- _Data for this task_:
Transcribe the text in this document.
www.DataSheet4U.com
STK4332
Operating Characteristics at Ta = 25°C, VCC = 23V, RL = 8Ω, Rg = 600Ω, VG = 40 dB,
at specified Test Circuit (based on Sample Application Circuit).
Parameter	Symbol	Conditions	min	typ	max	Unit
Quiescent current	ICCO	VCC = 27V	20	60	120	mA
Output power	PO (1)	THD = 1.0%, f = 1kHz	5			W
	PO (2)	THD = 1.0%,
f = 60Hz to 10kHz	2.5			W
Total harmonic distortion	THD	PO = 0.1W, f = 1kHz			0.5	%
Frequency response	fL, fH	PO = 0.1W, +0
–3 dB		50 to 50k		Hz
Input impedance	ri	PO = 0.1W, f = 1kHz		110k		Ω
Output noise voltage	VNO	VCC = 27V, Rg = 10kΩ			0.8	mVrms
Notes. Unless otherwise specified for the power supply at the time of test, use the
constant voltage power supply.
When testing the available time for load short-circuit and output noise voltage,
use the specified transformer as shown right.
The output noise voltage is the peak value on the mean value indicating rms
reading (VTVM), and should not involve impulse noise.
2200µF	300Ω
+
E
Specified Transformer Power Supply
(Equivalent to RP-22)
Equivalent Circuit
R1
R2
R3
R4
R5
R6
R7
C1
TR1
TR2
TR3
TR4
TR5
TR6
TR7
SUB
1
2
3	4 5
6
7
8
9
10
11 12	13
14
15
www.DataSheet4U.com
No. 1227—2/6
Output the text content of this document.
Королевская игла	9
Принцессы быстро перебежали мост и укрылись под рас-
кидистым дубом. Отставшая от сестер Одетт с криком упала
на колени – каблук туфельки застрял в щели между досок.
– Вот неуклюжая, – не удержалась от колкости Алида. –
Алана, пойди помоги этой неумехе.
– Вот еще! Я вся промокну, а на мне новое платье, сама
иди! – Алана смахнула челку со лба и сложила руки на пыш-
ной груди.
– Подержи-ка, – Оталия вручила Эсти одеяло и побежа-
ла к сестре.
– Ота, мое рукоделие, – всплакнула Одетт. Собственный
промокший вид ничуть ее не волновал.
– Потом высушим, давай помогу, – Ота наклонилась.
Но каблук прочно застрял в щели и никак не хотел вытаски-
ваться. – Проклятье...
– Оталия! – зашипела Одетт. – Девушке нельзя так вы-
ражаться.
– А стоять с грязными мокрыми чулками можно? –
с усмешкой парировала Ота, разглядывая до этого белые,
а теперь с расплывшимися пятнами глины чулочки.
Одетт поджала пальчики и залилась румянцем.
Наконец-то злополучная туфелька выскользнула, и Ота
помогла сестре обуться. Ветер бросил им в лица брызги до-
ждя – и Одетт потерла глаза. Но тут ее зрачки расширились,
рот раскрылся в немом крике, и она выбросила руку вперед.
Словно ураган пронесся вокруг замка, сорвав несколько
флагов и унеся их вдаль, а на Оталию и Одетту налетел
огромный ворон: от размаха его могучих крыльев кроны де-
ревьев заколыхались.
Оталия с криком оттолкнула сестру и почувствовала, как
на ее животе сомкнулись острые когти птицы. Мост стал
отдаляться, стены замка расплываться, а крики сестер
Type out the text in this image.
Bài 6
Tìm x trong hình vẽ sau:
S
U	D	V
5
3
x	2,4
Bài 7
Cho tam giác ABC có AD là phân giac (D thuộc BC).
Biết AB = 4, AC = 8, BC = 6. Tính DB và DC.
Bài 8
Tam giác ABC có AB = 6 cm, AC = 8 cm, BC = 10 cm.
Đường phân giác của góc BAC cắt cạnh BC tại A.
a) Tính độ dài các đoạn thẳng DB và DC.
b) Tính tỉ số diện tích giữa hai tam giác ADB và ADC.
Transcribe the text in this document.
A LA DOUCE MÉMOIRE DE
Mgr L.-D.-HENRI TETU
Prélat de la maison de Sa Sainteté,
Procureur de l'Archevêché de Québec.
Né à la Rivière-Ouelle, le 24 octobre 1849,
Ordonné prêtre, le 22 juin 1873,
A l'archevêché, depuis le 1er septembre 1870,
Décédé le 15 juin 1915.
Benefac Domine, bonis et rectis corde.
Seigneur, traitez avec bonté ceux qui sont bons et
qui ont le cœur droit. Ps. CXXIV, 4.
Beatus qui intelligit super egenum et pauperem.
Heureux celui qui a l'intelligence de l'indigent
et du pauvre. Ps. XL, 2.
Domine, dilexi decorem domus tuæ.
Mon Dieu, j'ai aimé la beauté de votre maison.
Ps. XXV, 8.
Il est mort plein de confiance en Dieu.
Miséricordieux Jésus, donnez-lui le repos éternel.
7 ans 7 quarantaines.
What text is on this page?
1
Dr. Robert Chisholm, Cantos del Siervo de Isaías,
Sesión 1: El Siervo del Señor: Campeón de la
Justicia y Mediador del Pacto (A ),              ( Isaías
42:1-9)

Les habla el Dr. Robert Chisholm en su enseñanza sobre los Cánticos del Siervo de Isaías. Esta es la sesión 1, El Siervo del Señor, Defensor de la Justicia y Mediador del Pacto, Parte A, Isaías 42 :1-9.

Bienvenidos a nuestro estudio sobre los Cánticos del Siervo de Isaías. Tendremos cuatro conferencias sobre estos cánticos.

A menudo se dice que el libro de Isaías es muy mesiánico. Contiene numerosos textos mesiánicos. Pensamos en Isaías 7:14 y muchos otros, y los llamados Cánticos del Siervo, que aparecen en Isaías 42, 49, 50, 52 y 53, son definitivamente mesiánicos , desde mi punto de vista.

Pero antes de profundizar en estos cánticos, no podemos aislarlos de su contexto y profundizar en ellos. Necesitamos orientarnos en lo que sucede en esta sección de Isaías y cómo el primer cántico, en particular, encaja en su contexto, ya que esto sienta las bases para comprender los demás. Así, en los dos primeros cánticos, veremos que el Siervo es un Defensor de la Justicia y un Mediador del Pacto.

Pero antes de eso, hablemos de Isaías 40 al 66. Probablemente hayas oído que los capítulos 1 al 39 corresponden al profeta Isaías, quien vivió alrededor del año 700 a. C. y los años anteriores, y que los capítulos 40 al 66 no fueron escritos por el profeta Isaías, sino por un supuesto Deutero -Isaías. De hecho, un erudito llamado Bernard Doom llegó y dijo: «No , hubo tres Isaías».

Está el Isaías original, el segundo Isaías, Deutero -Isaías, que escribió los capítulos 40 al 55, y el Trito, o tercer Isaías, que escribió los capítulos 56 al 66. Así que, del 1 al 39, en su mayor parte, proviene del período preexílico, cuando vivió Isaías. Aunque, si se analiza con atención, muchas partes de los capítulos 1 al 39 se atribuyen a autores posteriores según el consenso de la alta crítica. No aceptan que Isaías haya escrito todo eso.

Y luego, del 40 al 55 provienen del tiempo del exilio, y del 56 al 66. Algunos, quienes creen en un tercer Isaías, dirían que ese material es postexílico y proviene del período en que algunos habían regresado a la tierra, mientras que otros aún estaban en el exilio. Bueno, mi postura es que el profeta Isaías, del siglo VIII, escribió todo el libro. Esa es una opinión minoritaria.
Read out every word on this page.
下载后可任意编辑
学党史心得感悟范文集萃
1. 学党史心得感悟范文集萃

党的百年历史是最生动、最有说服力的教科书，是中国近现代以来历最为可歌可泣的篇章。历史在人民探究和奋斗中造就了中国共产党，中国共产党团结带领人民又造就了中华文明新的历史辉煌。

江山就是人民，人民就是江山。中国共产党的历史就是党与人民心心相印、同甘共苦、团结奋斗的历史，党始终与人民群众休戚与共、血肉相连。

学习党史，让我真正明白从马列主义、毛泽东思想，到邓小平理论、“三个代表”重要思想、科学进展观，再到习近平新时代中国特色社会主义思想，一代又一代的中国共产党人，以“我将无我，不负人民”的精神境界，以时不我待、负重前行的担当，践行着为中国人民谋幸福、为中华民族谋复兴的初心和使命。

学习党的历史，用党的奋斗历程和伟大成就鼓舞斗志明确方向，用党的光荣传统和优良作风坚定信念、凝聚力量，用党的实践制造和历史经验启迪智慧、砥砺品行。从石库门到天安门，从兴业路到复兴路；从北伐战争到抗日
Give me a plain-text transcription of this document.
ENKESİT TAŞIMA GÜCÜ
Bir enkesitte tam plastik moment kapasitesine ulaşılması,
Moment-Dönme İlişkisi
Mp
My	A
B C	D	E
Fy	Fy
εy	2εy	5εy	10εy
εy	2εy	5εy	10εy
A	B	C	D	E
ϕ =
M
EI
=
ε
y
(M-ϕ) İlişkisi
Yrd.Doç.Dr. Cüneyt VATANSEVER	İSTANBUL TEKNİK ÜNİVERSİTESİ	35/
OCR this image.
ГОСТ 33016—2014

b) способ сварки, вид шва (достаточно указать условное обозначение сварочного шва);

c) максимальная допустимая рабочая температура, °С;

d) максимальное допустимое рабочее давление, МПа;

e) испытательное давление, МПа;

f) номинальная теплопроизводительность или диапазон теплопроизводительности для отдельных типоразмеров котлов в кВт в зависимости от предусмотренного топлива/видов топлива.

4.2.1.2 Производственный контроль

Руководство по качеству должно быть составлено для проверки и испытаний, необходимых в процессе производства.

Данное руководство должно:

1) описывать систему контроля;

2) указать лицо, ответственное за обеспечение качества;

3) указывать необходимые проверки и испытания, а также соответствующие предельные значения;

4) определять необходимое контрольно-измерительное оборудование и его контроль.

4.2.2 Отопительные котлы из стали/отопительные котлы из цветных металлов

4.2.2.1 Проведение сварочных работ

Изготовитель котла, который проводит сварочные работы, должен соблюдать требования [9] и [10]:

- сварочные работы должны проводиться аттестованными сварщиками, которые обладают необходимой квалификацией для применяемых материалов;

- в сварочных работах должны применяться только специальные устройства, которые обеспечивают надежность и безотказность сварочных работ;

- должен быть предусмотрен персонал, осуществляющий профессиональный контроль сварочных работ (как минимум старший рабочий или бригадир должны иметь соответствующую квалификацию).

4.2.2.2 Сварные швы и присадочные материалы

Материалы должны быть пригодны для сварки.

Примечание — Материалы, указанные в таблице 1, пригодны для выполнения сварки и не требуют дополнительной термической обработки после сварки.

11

- _Your goal_: Gather up the lines that contain the word "Equivalent".

- _Task result_:
(Equivalent to RP-22)
Equivalent Circuit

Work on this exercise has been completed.